#### Recorded data
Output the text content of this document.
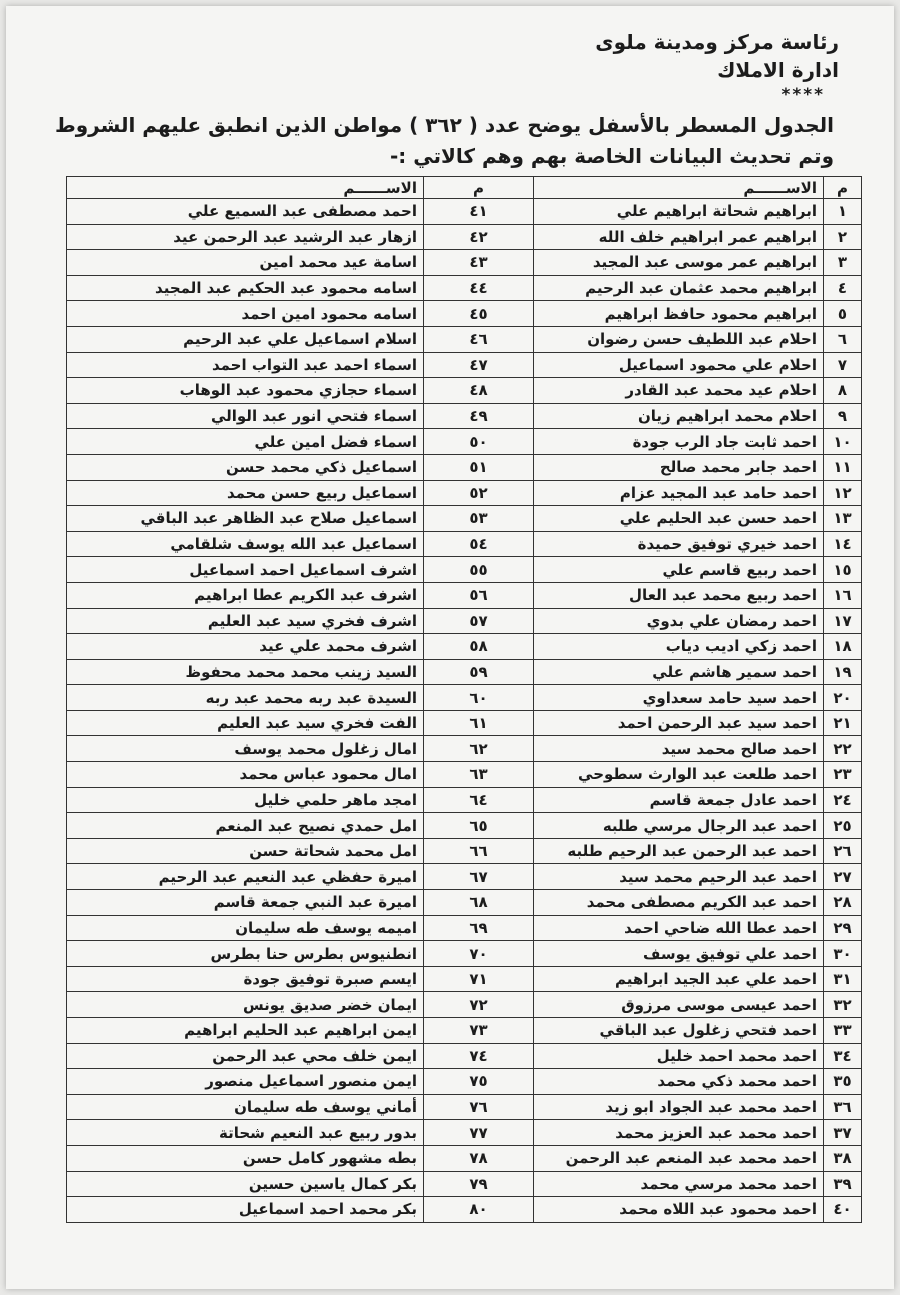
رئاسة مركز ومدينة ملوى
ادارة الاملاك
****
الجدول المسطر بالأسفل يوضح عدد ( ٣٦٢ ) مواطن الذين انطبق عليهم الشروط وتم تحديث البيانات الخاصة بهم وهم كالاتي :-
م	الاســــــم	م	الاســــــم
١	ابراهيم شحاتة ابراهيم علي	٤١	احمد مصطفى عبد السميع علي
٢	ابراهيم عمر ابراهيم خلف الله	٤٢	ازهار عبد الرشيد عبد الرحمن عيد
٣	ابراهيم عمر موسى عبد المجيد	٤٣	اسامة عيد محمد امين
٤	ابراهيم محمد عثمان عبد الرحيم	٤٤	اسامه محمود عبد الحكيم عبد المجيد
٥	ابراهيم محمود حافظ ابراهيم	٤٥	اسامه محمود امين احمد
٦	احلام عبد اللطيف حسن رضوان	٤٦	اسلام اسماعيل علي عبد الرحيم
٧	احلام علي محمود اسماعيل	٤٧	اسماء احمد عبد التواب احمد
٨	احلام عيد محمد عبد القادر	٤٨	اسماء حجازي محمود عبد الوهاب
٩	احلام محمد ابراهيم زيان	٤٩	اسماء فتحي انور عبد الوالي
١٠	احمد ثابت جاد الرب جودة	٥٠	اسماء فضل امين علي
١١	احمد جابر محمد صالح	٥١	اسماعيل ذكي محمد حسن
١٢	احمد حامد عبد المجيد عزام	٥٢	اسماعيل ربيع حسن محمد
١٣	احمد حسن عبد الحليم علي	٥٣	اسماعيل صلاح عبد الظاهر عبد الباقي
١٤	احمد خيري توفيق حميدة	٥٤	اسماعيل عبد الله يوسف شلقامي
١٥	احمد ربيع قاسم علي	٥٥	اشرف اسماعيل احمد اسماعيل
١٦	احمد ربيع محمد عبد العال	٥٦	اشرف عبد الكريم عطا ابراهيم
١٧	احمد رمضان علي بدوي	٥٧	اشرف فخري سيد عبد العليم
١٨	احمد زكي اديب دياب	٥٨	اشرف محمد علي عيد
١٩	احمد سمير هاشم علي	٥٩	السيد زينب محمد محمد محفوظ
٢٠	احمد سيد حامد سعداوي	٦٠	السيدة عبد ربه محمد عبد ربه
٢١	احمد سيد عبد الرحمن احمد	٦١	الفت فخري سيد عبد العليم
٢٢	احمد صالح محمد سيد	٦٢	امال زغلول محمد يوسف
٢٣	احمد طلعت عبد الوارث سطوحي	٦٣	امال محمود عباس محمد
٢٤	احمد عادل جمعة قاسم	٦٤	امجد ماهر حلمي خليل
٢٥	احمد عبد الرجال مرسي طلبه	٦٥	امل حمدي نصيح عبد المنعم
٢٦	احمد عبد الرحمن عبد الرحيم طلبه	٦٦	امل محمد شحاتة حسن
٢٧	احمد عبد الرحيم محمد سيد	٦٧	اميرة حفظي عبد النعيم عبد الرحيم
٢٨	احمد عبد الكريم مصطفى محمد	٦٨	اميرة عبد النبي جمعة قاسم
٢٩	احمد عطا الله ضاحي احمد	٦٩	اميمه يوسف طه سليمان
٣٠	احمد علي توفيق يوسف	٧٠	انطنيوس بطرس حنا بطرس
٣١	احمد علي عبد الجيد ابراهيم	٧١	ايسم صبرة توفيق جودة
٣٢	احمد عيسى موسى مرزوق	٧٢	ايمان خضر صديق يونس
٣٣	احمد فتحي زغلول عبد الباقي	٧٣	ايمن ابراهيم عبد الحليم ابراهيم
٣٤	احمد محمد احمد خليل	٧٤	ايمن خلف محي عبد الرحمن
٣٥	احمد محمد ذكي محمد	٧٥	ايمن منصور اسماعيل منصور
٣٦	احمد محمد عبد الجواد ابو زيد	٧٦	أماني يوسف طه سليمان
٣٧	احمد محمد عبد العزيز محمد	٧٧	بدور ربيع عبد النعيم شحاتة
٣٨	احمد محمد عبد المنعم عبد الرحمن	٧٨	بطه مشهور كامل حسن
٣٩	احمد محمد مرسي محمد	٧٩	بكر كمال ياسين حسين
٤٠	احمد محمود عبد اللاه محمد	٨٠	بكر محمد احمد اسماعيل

#### Task description
Generate a word-for-word copy of the preceding records, excluding all pictures.

#### Complete output
Output the text content of this document.
رئاسة مركز ومدينة ملوى
ادارة الاملاك
****
الجدول المسطر بالأسفل يوضح عدد ( ٣٦٢ ) مواطن الذين انطبق عليهم الشروط وتم تحديث البيانات الخاصة بهم وهم كالاتي :-
م	الاســــــم	م	الاســــــم
١	ابراهيم شحاتة ابراهيم علي	٤١	احمد مصطفى عبد السميع علي
٢	ابراهيم عمر ابراهيم خلف الله	٤٢	ازهار عبد الرشيد عبد الرحمن عيد
٣	ابراهيم عمر موسى عبد المجيد	٤٣	اسامة عيد محمد امين
٤	ابراهيم محمد عثمان عبد الرحيم	٤٤	اسامه محمود عبد الحكيم عبد المجيد
٥	ابراهيم محمود حافظ ابراهيم	٤٥	اسامه محمود امين احمد
٦	احلام عبد اللطيف حسن رضوان	٤٦	اسلام اسماعيل علي عبد الرحيم
٧	احلام علي محمود اسماعيل	٤٧	اسماء احمد عبد التواب احمد
٨	احلام عيد محمد عبد القادر	٤٨	اسماء حجازي محمود عبد الوهاب
٩	احلام محمد ابراهيم زيان	٤٩	اسماء فتحي انور عبد الوالي
١٠	احمد ثابت جاد الرب جودة	٥٠	اسماء فضل امين علي
١١	احمد جابر محمد صالح	٥١	اسماعيل ذكي محمد حسن
١٢	احمد حامد عبد المجيد عزام	٥٢	اسماعيل ربيع حسن محمد
١٣	احمد حسن عبد الحليم علي	٥٣	اسماعيل صلاح عبد الظاهر عبد الباقي
١٤	احمد خيري توفيق حميدة	٥٤	اسماعيل عبد الله يوسف شلقامي
١٥	احمد ربيع قاسم علي	٥٥	اشرف اسماعيل احمد اسماعيل
١٦	احمد ربيع محمد عبد العال	٥٦	اشرف عبد الكريم عطا ابراهيم
١٧	احمد رمضان علي بدوي	٥٧	اشرف فخري سيد عبد العليم
١٨	احمد زكي اديب دياب	٥٨	اشرف محمد علي عيد
١٩	احمد سمير هاشم علي	٥٩	السيد زينب محمد محمد محفوظ
٢٠	احمد سيد حامد سعداوي	٦٠	السيدة عبد ربه محمد عبد ربه
٢١	احمد سيد عبد الرحمن احمد	٦١	الفت فخري سيد عبد العليم
٢٢	احمد صالح محمد سيد	٦٢	امال زغلول محمد يوسف
٢٣	احمد طلعت عبد الوارث سطوحي	٦٣	امال محمود عباس محمد
٢٤	احمد عادل جمعة قاسم	٦٤	امجد ماهر حلمي خليل
٢٥	احمد عبد الرجال مرسي طلبه	٦٥	امل حمدي نصيح عبد المنعم
٢٦	احمد عبد الرحمن عبد الرحيم طلبه	٦٦	امل محمد شحاتة حسن
٢٧	احمد عبد الرحيم محمد سيد	٦٧	اميرة حفظي عبد النعيم عبد الرحيم
٢٨	احمد عبد الكريم مصطفى محمد	٦٨	اميرة عبد النبي جمعة قاسم
٢٩	احمد عطا الله ضاحي احمد	٦٩	اميمه يوسف طه سليمان
٣٠	احمد علي توفيق يوسف	٧٠	انطنيوس بطرس حنا بطرس
٣١	احمد علي عبد الجيد ابراهيم	٧١	ايسم صبرة توفيق جودة
٣٢	احمد عيسى موسى مرزوق	٧٢	ايمان خضر صديق يونس
٣٣	احمد فتحي زغلول عبد الباقي	٧٣	ايمن ابراهيم عبد الحليم ابراهيم
٣٤	احمد محمد احمد خليل	٧٤	ايمن خلف محي عبد الرحمن
٣٥	احمد محمد ذكي محمد	٧٥	ايمن منصور اسماعيل منصور
٣٦	احمد محمد عبد الجواد ابو زيد	٧٦	أماني يوسف طه سليمان
٣٧	احمد محمد عبد العزيز محمد	٧٧	بدور ربيع عبد النعيم شحاتة
٣٨	احمد محمد عبد المنعم عبد الرحمن	٧٨	بطه مشهور كامل حسن
٣٩	احمد محمد مرسي محمد	٧٩	بكر كمال ياسين حسين
٤٠	احمد محمود عبد اللاه محمد	٨٠	بكر محمد احمد اسماعيل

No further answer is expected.